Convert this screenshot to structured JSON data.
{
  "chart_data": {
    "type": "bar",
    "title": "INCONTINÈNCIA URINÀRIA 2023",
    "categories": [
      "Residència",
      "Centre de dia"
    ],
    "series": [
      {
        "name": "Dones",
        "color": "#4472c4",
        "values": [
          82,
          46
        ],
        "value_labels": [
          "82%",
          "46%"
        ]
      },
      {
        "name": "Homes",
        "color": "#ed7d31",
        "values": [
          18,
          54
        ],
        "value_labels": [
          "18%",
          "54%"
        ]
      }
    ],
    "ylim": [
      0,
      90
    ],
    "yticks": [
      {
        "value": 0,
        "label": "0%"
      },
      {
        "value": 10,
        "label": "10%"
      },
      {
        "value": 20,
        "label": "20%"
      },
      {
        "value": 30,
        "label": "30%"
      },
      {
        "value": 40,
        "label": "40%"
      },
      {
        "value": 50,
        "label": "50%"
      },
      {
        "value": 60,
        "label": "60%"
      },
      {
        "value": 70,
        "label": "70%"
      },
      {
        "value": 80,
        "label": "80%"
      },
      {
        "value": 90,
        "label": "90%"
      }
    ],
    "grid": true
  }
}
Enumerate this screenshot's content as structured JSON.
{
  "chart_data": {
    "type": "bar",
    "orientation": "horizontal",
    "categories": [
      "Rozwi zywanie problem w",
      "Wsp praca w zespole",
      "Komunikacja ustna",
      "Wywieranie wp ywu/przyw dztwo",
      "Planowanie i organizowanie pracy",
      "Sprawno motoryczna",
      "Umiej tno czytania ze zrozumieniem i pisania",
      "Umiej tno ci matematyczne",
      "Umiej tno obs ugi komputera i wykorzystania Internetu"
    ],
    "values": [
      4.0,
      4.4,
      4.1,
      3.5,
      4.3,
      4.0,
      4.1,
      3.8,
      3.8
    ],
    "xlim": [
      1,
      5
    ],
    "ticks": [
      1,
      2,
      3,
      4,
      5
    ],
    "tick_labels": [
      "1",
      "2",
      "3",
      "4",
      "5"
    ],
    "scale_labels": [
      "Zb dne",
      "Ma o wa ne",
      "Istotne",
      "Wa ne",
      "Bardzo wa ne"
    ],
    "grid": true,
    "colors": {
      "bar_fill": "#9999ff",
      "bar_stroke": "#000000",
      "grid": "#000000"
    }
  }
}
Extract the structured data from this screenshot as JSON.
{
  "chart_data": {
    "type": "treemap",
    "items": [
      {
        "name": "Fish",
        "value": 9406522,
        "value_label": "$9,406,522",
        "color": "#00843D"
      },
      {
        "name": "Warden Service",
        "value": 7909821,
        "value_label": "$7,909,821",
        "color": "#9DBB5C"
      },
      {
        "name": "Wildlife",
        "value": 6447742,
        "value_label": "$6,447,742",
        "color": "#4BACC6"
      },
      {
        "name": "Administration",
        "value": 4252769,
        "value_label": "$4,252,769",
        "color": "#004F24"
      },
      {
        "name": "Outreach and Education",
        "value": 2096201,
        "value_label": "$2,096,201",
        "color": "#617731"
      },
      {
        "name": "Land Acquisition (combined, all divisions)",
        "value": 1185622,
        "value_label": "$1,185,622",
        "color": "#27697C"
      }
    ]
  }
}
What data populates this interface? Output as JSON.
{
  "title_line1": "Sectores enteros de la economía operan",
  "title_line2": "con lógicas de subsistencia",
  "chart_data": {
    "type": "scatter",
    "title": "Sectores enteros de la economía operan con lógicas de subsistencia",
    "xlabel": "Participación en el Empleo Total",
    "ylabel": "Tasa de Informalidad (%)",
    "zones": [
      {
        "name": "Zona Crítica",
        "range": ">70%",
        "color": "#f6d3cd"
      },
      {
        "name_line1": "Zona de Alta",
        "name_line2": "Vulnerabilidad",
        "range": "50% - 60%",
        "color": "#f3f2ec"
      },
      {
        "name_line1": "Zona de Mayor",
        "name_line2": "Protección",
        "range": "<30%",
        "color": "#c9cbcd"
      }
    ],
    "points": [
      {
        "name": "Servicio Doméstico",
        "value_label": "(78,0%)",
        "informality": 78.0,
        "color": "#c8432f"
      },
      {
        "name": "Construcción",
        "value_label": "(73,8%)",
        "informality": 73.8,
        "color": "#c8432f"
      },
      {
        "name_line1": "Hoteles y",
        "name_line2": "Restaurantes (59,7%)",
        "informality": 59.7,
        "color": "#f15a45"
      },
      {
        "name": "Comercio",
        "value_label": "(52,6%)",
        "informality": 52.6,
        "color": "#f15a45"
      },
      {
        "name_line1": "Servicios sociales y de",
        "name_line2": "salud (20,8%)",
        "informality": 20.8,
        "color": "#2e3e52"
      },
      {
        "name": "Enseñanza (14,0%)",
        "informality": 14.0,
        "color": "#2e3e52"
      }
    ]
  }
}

DO THIS: Show the data once more, exactly as it was written.

SOLUTION FOR THIS PROBLEM:
Convert this screenshot to structured JSON data.
{
  "chart_data": {
    "type": "bar",
    "title": "INCONTINÈNCIA URINÀRIA 2023",
    "categories": [
      "Residència",
      "Centre de dia"
    ],
    "series": [
      {
        "name": "Dones",
        "color": "#4472c4",
        "values": [
          82,
          46
        ],
        "value_labels": [
          "82%",
          "46%"
        ]
      },
      {
        "name": "Homes",
        "color": "#ed7d31",
        "values": [
          18,
          54
        ],
        "value_labels": [
          "18%",
          "54%"
        ]
      }
    ],
    "ylim": [
      0,
      90
    ],
    "yticks": [
      {
        "value": 0,
        "label": "0%"
      },
      {
        "value": 10,
        "label": "10%"
      },
      {
        "value": 20,
        "label": "20%"
      },
      {
        "value": 30,
        "label": "30%"
      },
      {
        "value": 40,
        "label": "40%"
      },
      {
        "value": 50,
        "label": "50%"
      },
      {
        "value": 60,
        "label": "60%"
      },
      {
        "value": 70,
        "label": "70%"
      },
      {
        "value": 80,
        "label": "80%"
      },
      {
        "value": 90,
        "label": "90%"
      }
    ],
    "grid": true
  }
}
Enumerate this screenshot's content as structured JSON.
{
  "chart_data": {
    "type": "bar",
    "orientation": "horizontal",
    "categories": [
      "Rozwi zywanie problem w",
      "Wsp praca w zespole",
      "Komunikacja ustna",
      "Wywieranie wp ywu/przyw dztwo",
      "Planowanie i organizowanie pracy",
      "Sprawno motoryczna",
      "Umiej tno czytania ze zrozumieniem i pisania",
      "Umiej tno ci matematyczne",
      "Umiej tno obs ugi komputera i wykorzystania Internetu"
    ],
    "values": [
      4.0,
      4.4,
      4.1,
      3.5,
      4.3,
      4.0,
      4.1,
      3.8,
      3.8
    ],
    "xlim": [
      1,
      5
    ],
    "ticks": [
      1,
      2,
      3,
      4,
      5
    ],
    "tick_labels": [
      "1",
      "2",
      "3",
      "4",
      "5"
    ],
    "scale_labels": [
      "Zb dne",
      "Ma o wa ne",
      "Istotne",
      "Wa ne",
      "Bardzo wa ne"
    ],
    "grid": true,
    "colors": {
      "bar_fill": "#9999ff",
      "bar_stroke": "#000000",
      "grid": "#000000"
    }
  }
}
Extract the structured data from this screenshot as JSON.
{
  "chart_data": {
    "type": "treemap",
    "items": [
      {
        "name": "Fish",
        "value": 9406522,
        "value_label": "$9,406,522",
        "color": "#00843D"
      },
      {
        "name": "Warden Service",
        "value": 7909821,
        "value_label": "$7,909,821",
        "color": "#9DBB5C"
      },
      {
        "name": "Wildlife",
        "value": 6447742,
        "value_label": "$6,447,742",
        "color": "#4BACC6"
      },
      {
        "name": "Administration",
        "value": 4252769,
        "value_label": "$4,252,769",
        "color": "#004F24"
      },
      {
        "name": "Outreach and Education",
        "value": 2096201,
        "value_label": "$2,096,201",
        "color": "#617731"
      },
      {
        "name": "Land Acquisition (combined, all divisions)",
        "value": 1185622,
        "value_label": "$1,185,622",
        "color": "#27697C"
      }
    ]
  }
}
What data populates this interface? Output as JSON.
{
  "title_line1": "Sectores enteros de la economía operan",
  "title_line2": "con lógicas de subsistencia",
  "chart_data": {
    "type": "scatter",
    "title": "Sectores enteros de la economía operan con lógicas de subsistencia",
    "xlabel": "Participación en el Empleo Total",
    "ylabel": "Tasa de Informalidad (%)",
    "zones": [
      {
        "name": "Zona Crítica",
        "range": ">70%",
        "color": "#f6d3cd"
      },
      {
        "name_line1": "Zona de Alta",
        "name_line2": "Vulnerabilidad",
        "range": "50% - 60%",
        "color": "#f3f2ec"
      },
      {
        "name_line1": "Zona de Mayor",
        "name_line2": "Protección",
        "range": "<30%",
        "color": "#c9cbcd"
      }
    ],
    "points": [
      {
        "name": "Servicio Doméstico",
        "value_label": "(78,0%)",
        "informality": 78.0,
        "color": "#c8432f"
      },
      {
        "name": "Construcción",
        "value_label": "(73,8%)",
        "informality": 73.8,
        "color": "#c8432f"
      },
      {
        "name_line1": "Hoteles y",
        "name_line2": "Restaurantes (59,7%)",
        "informality": 59.7,
        "color": "#f15a45"
      },
      {
        "name": "Comercio",
        "value_label": "(52,6%)",
        "informality": 52.6,
        "color": "#f15a45"
      },
      {
        "name_line1": "Servicios sociales y de",
        "name_line2": "salud (20,8%)",
        "informality": 20.8,
        "color": "#2e3e52"
      },
      {
        "name": "Enseñanza (14,0%)",
        "informality": 14.0,
        "color": "#2e3e52"
      }
    ]
  }
}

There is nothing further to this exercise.